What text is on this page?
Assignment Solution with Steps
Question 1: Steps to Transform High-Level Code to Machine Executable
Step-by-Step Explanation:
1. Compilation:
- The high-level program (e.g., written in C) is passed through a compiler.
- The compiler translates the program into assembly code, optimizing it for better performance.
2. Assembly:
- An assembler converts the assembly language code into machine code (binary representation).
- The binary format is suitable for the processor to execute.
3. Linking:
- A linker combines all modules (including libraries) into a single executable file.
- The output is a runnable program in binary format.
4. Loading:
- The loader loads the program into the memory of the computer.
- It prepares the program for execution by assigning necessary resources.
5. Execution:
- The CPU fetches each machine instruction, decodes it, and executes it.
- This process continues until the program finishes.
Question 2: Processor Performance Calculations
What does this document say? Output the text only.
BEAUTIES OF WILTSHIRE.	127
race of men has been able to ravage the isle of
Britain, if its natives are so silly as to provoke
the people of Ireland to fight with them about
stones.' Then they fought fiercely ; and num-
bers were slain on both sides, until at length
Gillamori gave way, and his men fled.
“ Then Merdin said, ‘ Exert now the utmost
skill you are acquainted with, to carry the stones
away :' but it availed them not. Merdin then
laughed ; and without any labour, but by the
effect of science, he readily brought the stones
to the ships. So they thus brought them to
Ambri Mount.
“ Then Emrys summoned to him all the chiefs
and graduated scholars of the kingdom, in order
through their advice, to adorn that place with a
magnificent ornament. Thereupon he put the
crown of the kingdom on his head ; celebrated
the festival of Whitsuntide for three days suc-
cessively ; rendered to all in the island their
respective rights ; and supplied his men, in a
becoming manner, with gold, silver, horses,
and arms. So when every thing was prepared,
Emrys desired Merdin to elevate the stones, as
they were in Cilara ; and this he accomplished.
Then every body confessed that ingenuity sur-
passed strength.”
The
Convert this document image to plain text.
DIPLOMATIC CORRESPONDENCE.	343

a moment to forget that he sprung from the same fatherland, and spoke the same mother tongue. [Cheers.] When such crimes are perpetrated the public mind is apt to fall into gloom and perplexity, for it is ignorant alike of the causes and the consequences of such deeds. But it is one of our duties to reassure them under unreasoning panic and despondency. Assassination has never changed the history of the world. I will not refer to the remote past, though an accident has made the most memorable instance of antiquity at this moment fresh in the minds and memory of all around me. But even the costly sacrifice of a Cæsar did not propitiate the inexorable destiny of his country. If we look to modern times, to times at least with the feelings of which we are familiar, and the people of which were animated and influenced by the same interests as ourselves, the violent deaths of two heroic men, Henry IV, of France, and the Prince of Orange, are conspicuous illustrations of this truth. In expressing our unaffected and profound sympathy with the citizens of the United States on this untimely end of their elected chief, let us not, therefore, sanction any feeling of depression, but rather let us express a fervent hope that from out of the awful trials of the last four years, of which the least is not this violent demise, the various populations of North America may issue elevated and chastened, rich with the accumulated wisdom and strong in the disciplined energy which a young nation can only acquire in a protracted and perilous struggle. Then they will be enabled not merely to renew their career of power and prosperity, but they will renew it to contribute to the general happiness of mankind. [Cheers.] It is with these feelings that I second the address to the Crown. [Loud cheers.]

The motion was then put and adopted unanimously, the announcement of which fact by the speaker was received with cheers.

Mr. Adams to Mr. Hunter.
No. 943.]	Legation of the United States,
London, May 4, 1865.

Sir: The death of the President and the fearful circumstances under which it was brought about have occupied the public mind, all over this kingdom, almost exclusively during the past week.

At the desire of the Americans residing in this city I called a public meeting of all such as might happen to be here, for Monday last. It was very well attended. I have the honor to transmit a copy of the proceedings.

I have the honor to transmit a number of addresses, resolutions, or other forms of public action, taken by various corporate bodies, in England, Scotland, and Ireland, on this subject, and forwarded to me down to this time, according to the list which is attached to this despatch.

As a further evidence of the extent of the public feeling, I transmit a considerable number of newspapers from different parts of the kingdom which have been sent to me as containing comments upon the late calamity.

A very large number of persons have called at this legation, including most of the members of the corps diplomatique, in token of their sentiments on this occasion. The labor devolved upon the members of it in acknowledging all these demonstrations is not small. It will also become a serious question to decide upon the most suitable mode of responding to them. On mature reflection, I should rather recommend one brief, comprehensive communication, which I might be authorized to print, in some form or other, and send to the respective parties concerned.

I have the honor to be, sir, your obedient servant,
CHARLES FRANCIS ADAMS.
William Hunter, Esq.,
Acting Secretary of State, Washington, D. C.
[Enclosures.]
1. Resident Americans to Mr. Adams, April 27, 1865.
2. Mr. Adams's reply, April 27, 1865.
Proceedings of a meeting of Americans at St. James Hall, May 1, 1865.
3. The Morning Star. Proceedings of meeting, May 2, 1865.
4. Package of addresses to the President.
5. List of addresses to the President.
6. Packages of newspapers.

______________________________

* _The problem_
The records above need to be transcribed in full. Keep every character unchanged.

* _Correct answer_
What text is on this page?
Assignment Solution with Steps
Question 1: Steps to Transform High-Level Code to Machine Executable
Step-by-Step Explanation:
1. Compilation:
- The high-level program (e.g., written in C) is passed through a compiler.
- The compiler translates the program into assembly code, optimizing it for better performance.
2. Assembly:
- An assembler converts the assembly language code into machine code (binary representation).
- The binary format is suitable for the processor to execute.
3. Linking:
- A linker combines all modules (including libraries) into a single executable file.
- The output is a runnable program in binary format.
4. Loading:
- The loader loads the program into the memory of the computer.
- It prepares the program for execution by assigning necessary resources.
5. Execution:
- The CPU fetches each machine instruction, decodes it, and executes it.
- This process continues until the program finishes.
Question 2: Processor Performance Calculations
What does this document say? Output the text only.
BEAUTIES OF WILTSHIRE.	127
race of men has been able to ravage the isle of
Britain, if its natives are so silly as to provoke
the people of Ireland to fight with them about
stones.' Then they fought fiercely ; and num-
bers were slain on both sides, until at length
Gillamori gave way, and his men fled.
“ Then Merdin said, ‘ Exert now the utmost
skill you are acquainted with, to carry the stones
away :' but it availed them not. Merdin then
laughed ; and without any labour, but by the
effect of science, he readily brought the stones
to the ships. So they thus brought them to
Ambri Mount.
“ Then Emrys summoned to him all the chiefs
and graduated scholars of the kingdom, in order
through their advice, to adorn that place with a
magnificent ornament. Thereupon he put the
crown of the kingdom on his head ; celebrated
the festival of Whitsuntide for three days suc-
cessively ; rendered to all in the island their
respective rights ; and supplied his men, in a
becoming manner, with gold, silver, horses,
and arms. So when every thing was prepared,
Emrys desired Merdin to elevate the stones, as
they were in Cilara ; and this he accomplished.
Then every body confessed that ingenuity sur-
passed strength.”
The
Convert this document image to plain text.
DIPLOMATIC CORRESPONDENCE.	343

a moment to forget that he sprung from the same fatherland, and spoke the same mother tongue. [Cheers.] When such crimes are perpetrated the public mind is apt to fall into gloom and perplexity, for it is ignorant alike of the causes and the consequences of such deeds. But it is one of our duties to reassure them under unreasoning panic and despondency. Assassination has never changed the history of the world. I will not refer to the remote past, though an accident has made the most memorable instance of antiquity at this moment fresh in the minds and memory of all around me. But even the costly sacrifice of a Cæsar did not propitiate the inexorable destiny of his country. If we look to modern times, to times at least with the feelings of which we are familiar, and the people of which were animated and influenced by the same interests as ourselves, the violent deaths of two heroic men, Henry IV, of France, and the Prince of Orange, are conspicuous illustrations of this truth. In expressing our unaffected and profound sympathy with the citizens of the United States on this untimely end of their elected chief, let us not, therefore, sanction any feeling of depression, but rather let us express a fervent hope that from out of the awful trials of the last four years, of which the least is not this violent demise, the various populations of North America may issue elevated and chastened, rich with the accumulated wisdom and strong in the disciplined energy which a young nation can only acquire in a protracted and perilous struggle. Then they will be enabled not merely to renew their career of power and prosperity, but they will renew it to contribute to the general happiness of mankind. [Cheers.] It is with these feelings that I second the address to the Crown. [Loud cheers.]

The motion was then put and adopted unanimously, the announcement of which fact by the speaker was received with cheers.

Mr. Adams to Mr. Hunter.
No. 943.]	Legation of the United States,
London, May 4, 1865.

Sir: The death of the President and the fearful circumstances under which it was brought about have occupied the public mind, all over this kingdom, almost exclusively during the past week.

At the desire of the Americans residing in this city I called a public meeting of all such as might happen to be here, for Monday last. It was very well attended. I have the honor to transmit a copy of the proceedings.

I have the honor to transmit a number of addresses, resolutions, or other forms of public action, taken by various corporate bodies, in England, Scotland, and Ireland, on this subject, and forwarded to me down to this time, according to the list which is attached to this despatch.

As a further evidence of the extent of the public feeling, I transmit a considerable number of newspapers from different parts of the kingdom which have been sent to me as containing comments upon the late calamity.

A very large number of persons have called at this legation, including most of the members of the corps diplomatique, in token of their sentiments on this occasion. The labor devolved upon the members of it in acknowledging all these demonstrations is not small. It will also become a serious question to decide upon the most suitable mode of responding to them. On mature reflection, I should rather recommend one brief, comprehensive communication, which I might be authorized to print, in some form or other, and send to the respective parties concerned.

I have the honor to be, sir, your obedient servant,
CHARLES FRANCIS ADAMS.
William Hunter, Esq.,
Acting Secretary of State, Washington, D. C.
[Enclosures.]
1. Resident Americans to Mr. Adams, April 27, 1865.
2. Mr. Adams's reply, April 27, 1865.
Proceedings of a meeting of Americans at St. James Hall, May 1, 1865.
3. The Morning Star. Proceedings of meeting, May 2, 1865.
4. Package of addresses to the President.
5. List of addresses to the President.
6. Packages of newspapers.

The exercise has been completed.